-- Records for processing start --
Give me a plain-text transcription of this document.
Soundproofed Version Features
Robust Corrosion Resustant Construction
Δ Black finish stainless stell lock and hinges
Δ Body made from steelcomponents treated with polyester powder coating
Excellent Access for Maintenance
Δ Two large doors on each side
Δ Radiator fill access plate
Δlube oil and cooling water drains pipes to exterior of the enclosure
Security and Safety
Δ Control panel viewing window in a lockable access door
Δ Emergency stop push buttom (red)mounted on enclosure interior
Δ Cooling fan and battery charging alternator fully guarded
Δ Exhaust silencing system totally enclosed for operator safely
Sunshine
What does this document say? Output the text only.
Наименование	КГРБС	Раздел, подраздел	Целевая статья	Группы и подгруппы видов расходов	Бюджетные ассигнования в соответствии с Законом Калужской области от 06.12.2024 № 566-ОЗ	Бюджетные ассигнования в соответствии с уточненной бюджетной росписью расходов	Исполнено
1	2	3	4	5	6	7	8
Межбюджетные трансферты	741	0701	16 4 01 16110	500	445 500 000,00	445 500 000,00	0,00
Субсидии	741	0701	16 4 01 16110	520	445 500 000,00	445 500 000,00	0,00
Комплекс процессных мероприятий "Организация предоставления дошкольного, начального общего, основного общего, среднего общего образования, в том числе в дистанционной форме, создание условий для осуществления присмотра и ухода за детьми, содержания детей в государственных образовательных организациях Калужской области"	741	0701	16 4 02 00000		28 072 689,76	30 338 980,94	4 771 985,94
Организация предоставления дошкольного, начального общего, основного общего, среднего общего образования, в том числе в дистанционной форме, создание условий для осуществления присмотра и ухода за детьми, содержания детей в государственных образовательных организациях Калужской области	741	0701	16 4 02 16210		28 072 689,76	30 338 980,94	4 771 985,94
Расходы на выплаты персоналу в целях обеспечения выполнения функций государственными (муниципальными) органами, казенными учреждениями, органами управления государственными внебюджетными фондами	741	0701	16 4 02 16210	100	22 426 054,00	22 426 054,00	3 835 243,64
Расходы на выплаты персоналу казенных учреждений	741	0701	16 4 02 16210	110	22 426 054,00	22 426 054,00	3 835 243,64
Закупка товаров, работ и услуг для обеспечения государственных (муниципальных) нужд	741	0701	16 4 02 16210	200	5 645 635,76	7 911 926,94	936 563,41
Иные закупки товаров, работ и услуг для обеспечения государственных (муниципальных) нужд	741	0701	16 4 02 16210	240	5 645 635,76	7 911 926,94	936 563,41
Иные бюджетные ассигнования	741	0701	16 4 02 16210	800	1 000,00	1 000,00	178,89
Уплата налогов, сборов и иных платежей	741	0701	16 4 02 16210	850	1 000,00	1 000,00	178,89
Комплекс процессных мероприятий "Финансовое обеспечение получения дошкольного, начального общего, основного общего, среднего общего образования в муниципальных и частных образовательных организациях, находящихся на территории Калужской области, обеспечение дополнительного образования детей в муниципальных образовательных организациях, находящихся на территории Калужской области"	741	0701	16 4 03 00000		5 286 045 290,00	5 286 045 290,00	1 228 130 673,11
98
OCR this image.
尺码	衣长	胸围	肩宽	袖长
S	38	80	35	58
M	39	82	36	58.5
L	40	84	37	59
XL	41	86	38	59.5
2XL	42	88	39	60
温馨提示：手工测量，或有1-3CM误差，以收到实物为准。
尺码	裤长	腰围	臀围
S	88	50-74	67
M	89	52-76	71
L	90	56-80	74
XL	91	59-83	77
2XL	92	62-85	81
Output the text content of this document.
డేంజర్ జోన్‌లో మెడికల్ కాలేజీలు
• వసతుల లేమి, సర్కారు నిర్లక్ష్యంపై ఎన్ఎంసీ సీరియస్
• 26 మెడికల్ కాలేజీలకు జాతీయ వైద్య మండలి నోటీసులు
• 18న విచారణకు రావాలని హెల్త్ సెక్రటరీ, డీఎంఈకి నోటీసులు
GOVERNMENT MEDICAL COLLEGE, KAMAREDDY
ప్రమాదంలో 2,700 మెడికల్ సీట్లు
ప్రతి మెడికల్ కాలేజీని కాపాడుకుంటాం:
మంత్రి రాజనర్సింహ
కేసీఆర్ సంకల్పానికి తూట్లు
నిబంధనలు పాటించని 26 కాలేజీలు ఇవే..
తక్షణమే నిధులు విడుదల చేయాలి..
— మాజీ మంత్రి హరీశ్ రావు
-- Records for processing end --
* [Task to carry out]:
Print the whole listing exactly as it is.

* [Exercise output]:
Give me a plain-text transcription of this document.
Soundproofed Version Features
Robust Corrosion Resustant Construction
Δ Black finish stainless stell lock and hinges
Δ Body made from steelcomponents treated with polyester powder coating
Excellent Access for Maintenance
Δ Two large doors on each side
Δ Radiator fill access plate
Δlube oil and cooling water drains pipes to exterior of the enclosure
Security and Safety
Δ Control panel viewing window in a lockable access door
Δ Emergency stop push buttom (red)mounted on enclosure interior
Δ Cooling fan and battery charging alternator fully guarded
Δ Exhaust silencing system totally enclosed for operator safely
Sunshine
What does this document say? Output the text only.
Наименование	КГРБС	Раздел, подраздел	Целевая статья	Группы и подгруппы видов расходов	Бюджетные ассигнования в соответствии с Законом Калужской области от 06.12.2024 № 566-ОЗ	Бюджетные ассигнования в соответствии с уточненной бюджетной росписью расходов	Исполнено
1	2	3	4	5	6	7	8
Межбюджетные трансферты	741	0701	16 4 01 16110	500	445 500 000,00	445 500 000,00	0,00
Субсидии	741	0701	16 4 01 16110	520	445 500 000,00	445 500 000,00	0,00
Комплекс процессных мероприятий "Организация предоставления дошкольного, начального общего, основного общего, среднего общего образования, в том числе в дистанционной форме, создание условий для осуществления присмотра и ухода за детьми, содержания детей в государственных образовательных организациях Калужской области"	741	0701	16 4 02 00000		28 072 689,76	30 338 980,94	4 771 985,94
Организация предоставления дошкольного, начального общего, основного общего, среднего общего образования, в том числе в дистанционной форме, создание условий для осуществления присмотра и ухода за детьми, содержания детей в государственных образовательных организациях Калужской области	741	0701	16 4 02 16210		28 072 689,76	30 338 980,94	4 771 985,94
Расходы на выплаты персоналу в целях обеспечения выполнения функций государственными (муниципальными) органами, казенными учреждениями, органами управления государственными внебюджетными фондами	741	0701	16 4 02 16210	100	22 426 054,00	22 426 054,00	3 835 243,64
Расходы на выплаты персоналу казенных учреждений	741	0701	16 4 02 16210	110	22 426 054,00	22 426 054,00	3 835 243,64
Закупка товаров, работ и услуг для обеспечения государственных (муниципальных) нужд	741	0701	16 4 02 16210	200	5 645 635,76	7 911 926,94	936 563,41
Иные закупки товаров, работ и услуг для обеспечения государственных (муниципальных) нужд	741	0701	16 4 02 16210	240	5 645 635,76	7 911 926,94	936 563,41
Иные бюджетные ассигнования	741	0701	16 4 02 16210	800	1 000,00	1 000,00	178,89
Уплата налогов, сборов и иных платежей	741	0701	16 4 02 16210	850	1 000,00	1 000,00	178,89
Комплекс процессных мероприятий "Финансовое обеспечение получения дошкольного, начального общего, основного общего, среднего общего образования в муниципальных и частных образовательных организациях, находящихся на территории Калужской области, обеспечение дополнительного образования детей в муниципальных образовательных организациях, находящихся на территории Калужской области"	741	0701	16 4 03 00000		5 286 045 290,00	5 286 045 290,00	1 228 130 673,11
98
OCR this image.
尺码	衣长	胸围	肩宽	袖长
S	38	80	35	58
M	39	82	36	58.5
L	40	84	37	59
XL	41	86	38	59.5
2XL	42	88	39	60
温馨提示：手工测量，或有1-3CM误差，以收到实物为准。
尺码	裤长	腰围	臀围
S	88	50-74	67
M	89	52-76	71
L	90	56-80	74
XL	91	59-83	77
2XL	92	62-85	81
Output the text content of this document.
డేంజర్ జోన్‌లో మెడికల్ కాలేజీలు
• వసతుల లేమి, సర్కారు నిర్లక్ష్యంపై ఎన్ఎంసీ సీరియస్
• 26 మెడికల్ కాలేజీలకు జాతీయ వైద్య మండలి నోటీసులు
• 18న విచారణకు రావాలని హెల్త్ సెక్రటరీ, డీఎంఈకి నోటీసులు
GOVERNMENT MEDICAL COLLEGE, KAMAREDDY
ప్రమాదంలో 2,700 మెడికల్ సీట్లు
ప్రతి మెడికల్ కాలేజీని కాపాడుకుంటాం:
మంత్రి రాజనర్సింహ
కేసీఆర్ సంకల్పానికి తూట్లు
నిబంధనలు పాటించని 26 కాలేజీలు ఇవే..
తక్షణమే నిధులు విడుదల చేయాలి..
— మాజీ మంత్రి హరీశ్ రావు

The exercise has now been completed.